AUFGABENSTELLUNG: Entnehmen Sie dem Textauszug über das Archiv der Eidgenössischen Finanzkontrolle wortgetreu den Abschnitt von „In Bern, tief“ bis „für einen Scripophilisten.“, beide Stellen eingeschlossen.

In Bern, tief unter dem Bundesplatz, glänzt golden vielleicht das stillschweizerische Fort Knox — vielleicht aber auch nicht, wer weiss … Kaum den Steinwurf davon entfernt, eine würdevolle Eingangshalle, der Lift führt fast zur Aare hinunter, ein nicht minder geheimnisvolles «Verlies»: das Archiv der Eidgenössischen Finanzkontrolle. Vor vielen Jahren, als Vorbereitung zu einer Ausstellung, durfte ich (dank hochrangiger Empfehlungen und ausgestattet mit allerhöchstamtlicher Genehmigung) die sonst unzugänglichen Tresore während mehrerer Tage durchforsten, Prospekte und Vernichtungsprotokolle lesen sowie sämtliche noch vorhandenen historischen Wertpapiere der Eidgenossenschaft in allen Einzelheiten registrieren — schlicht wunschtraumhaft für einen Scripophilisten.
Jean Krafts «Bernerhof» — 1859 bei der Eröffnung das luxuriöseste Hotel der
noch jungen Bundesstadt und eines der vornehmsten der Schweiz — wurde
1923 vom Bund übernommen, ist Sitz des Eidg. Finanzdepartements und
bietet seit dem Umbau 2004/05 auch Repräsentationsräume für
Staatsempfänge und Arbeitsbesuche
(Rechnungs-Note von 1895 — details, full — sowie diejenige von 1909)
Der magere Inhalt einer unscheinbaren Mappe entpuppte sich als äusserst spannend und bietet mir bis heute ein paar Rätsel; es sind die einzigen bekannten «Äusseren Anleihen» der Schweiz, abgelegt unter «Anleihen Amerika».

Einträge aus einem Datensatz:
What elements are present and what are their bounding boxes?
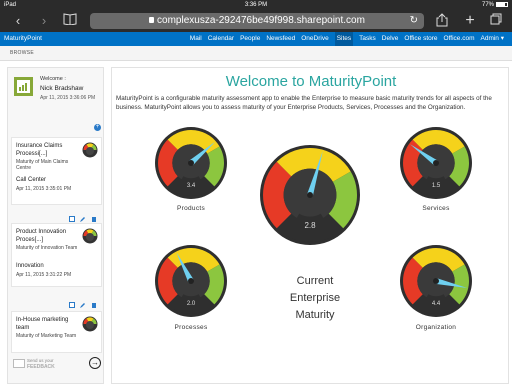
edit-icon[interactable] <box>80 295 86 308</box>
forward-icon[interactable]: › <box>36 13 52 29</box>
assessment-category: Innovation <box>16 263 44 269</box>
gauge-value: 1.5 <box>432 183 441 189</box>
delete-icon[interactable] <box>91 295 97 308</box>
page-title: Welcome to MaturityPoint <box>225 73 397 90</box>
gauge-value: 2.0 <box>187 301 196 307</box>
url-text: complexusza-292476be49f998.sharepoint.co… <box>157 15 365 26</box>
assessment-card[interactable]: Insurance Claims Processi[...] Maturity … <box>11 137 102 205</box>
nav-link-people[interactable]: People <box>240 32 260 46</box>
gauge-value: 3.4 <box>187 183 196 189</box>
nav-link-tasks[interactable]: Tasks <box>359 32 376 46</box>
app-logo <box>14 77 33 96</box>
delete-icon[interactable] <box>91 209 97 222</box>
battery-icon <box>496 1 508 7</box>
edit-icon[interactable] <box>80 209 86 222</box>
bookmarks-icon[interactable] <box>62 13 78 29</box>
share-icon[interactable] <box>434 13 450 29</box>
address-bar[interactable]: complexusza-292476be49f998.sharepoint.co… <box>90 13 424 29</box>
gauge-label-processes: Processes <box>174 324 208 331</box>
gauge-enterprise: 2.8 <box>260 145 360 245</box>
assessment-subtitle: Maturity of Innovation Team <box>16 245 78 251</box>
assessment-card[interactable]: Product Innovation Proces[...] Maturity … <box>11 223 102 287</box>
arrow-right-icon[interactable]: → <box>89 357 101 369</box>
ribbon-browse-tab[interactable]: BROWSE <box>0 46 512 61</box>
gauge-organization: 4.4 <box>400 245 472 317</box>
pdf-icon[interactable] <box>69 209 75 222</box>
gauge-label-products: Products <box>176 205 206 212</box>
nav-link-admin[interactable]: Admin ▾ <box>481 32 505 46</box>
envelope-icon <box>13 359 25 368</box>
gauge-services: 1.5 <box>400 127 472 199</box>
assessment-subtitle: Maturity of Main Claims Centre <box>16 159 69 171</box>
nav-link-onedrive[interactable]: OneDrive <box>301 32 328 46</box>
app-brand[interactable]: MaturityPoint <box>4 32 42 46</box>
center-maturity-label: Current Enterprise Maturity <box>289 275 341 321</box>
dashboard: Welcome to MaturityPoint MaturityPoint i… <box>111 67 509 384</box>
page-description: MaturityPoint is a configurable maturity… <box>116 95 492 111</box>
nav-link-sites[interactable]: Sites <box>334 32 354 46</box>
suite-links: Mail Calendar People Newsfeed OneDrive Sites T… <box>184 32 504 46</box>
assessment-date: Apr 11, 2015 3:35:01 PM <box>16 186 72 192</box>
user-name: Nick Bradshaw <box>40 85 84 92</box>
status-bar: iPad 3:36 PM 77% <box>0 0 512 10</box>
mini-gauge-icon <box>82 316 98 332</box>
suite-bar: MaturityPoint Mail Calendar People Newsfeed… <box>0 32 512 46</box>
battery: 77% <box>482 0 508 10</box>
assessment-sidebar: Welcome : Nick Bradshaw Apr 11, 2015 3:3… <box>7 67 104 384</box>
tabs-icon[interactable] <box>488 13 504 29</box>
nav-link-office-com[interactable]: Office.com <box>444 32 475 46</box>
card-actions <box>69 295 97 308</box>
nav-link-calendar[interactable]: Calendar <box>208 32 234 46</box>
browser-toolbar: ‹ › complexusza-292476be49f998.sharepoin… <box>0 10 512 32</box>
gauge-processes: 2.0 <box>155 245 227 317</box>
welcome-box: Welcome : Nick Bradshaw Apr 11, 2015 3:3… <box>12 73 102 123</box>
assessment-subtitle: Maturity of Marketing Team <box>16 333 77 339</box>
gauge-value: 2.8 <box>304 221 316 230</box>
mini-gauge-icon <box>82 228 98 244</box>
reload-icon[interactable]: ↻ <box>410 13 418 29</box>
gauge-value: 4.4 <box>432 301 441 307</box>
clock: 3:36 PM <box>244 2 268 8</box>
gauge-label-services: Services <box>422 205 450 212</box>
add-assessment-button[interactable]: + <box>94 124 101 131</box>
feedback-line1: Send us your <box>27 358 54 363</box>
welcome-label: Welcome : <box>40 76 66 82</box>
gauge-label-organization: Organization <box>415 324 457 331</box>
back-icon[interactable]: ‹ <box>10 13 26 29</box>
mini-gauge-icon <box>82 142 98 158</box>
lock-icon <box>149 17 155 23</box>
nav-link-office-store[interactable]: Office store <box>404 32 437 46</box>
assessment-title[interactable]: Product Innovation Proces[...] <box>16 228 80 244</box>
nav-link-newsfeed[interactable]: Newsfeed <box>266 32 295 46</box>
feedback-link[interactable]: Send us your FEEDBACK → <box>13 357 101 373</box>
card-actions <box>69 209 97 222</box>
assessment-title[interactable]: Insurance Claims Processi[...] <box>16 142 80 158</box>
gauge-products: 3.4 <box>155 127 227 199</box>
nav-link-delve[interactable]: Delve <box>382 32 399 46</box>
new-tab-icon[interactable]: + <box>462 13 478 29</box>
feedback-line2: FEEDBACK <box>27 364 55 370</box>
assessment-title[interactable]: In-House marketing team <box>16 316 80 332</box>
nav-link-mail[interactable]: Mail <box>190 32 202 46</box>
assessment-date: Apr 11, 2015 3:31:22 PM <box>16 272 72 278</box>
assessment-card[interactable]: In-House marketing team Maturity of Mark… <box>11 311 102 353</box>
pdf-icon[interactable] <box>69 295 75 308</box>
assessment-category: Call Center <box>16 177 47 183</box>
login-date: Apr 11, 2015 3:36:06 PM <box>40 95 96 101</box>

ÜBUNGSERGEBNIS:
In Bern, tief unter dem Bundesplatz, glänzt golden vielleicht das stillschweizerische Fort Knox — vielleicht aber auch nicht, wer weiss … Kaum den Steinwurf davon entfernt, eine würdevolle Eingangshalle, der Lift führt fast zur Aare hinunter, ein nicht minder geheimnisvolles «Verlies»: das Archiv der Eidgenössischen Finanzkontrolle. Vor vielen Jahren, als Vorbereitung zu einer Ausstellung, durfte ich (dank hochrangiger Empfehlungen und ausgestattet mit allerhöchstamtlicher Genehmigung) die sonst unzugänglichen Tresore während mehrerer Tage durchforsten, Prospekte und Vernichtungsprotokolle lesen sowie sämtliche noch vorhandenen historischen Wertpapiere der Eidgenossenschaft in allen Einzelheiten registrieren — schlicht wunschtraumhaft für einen Scripophilisten.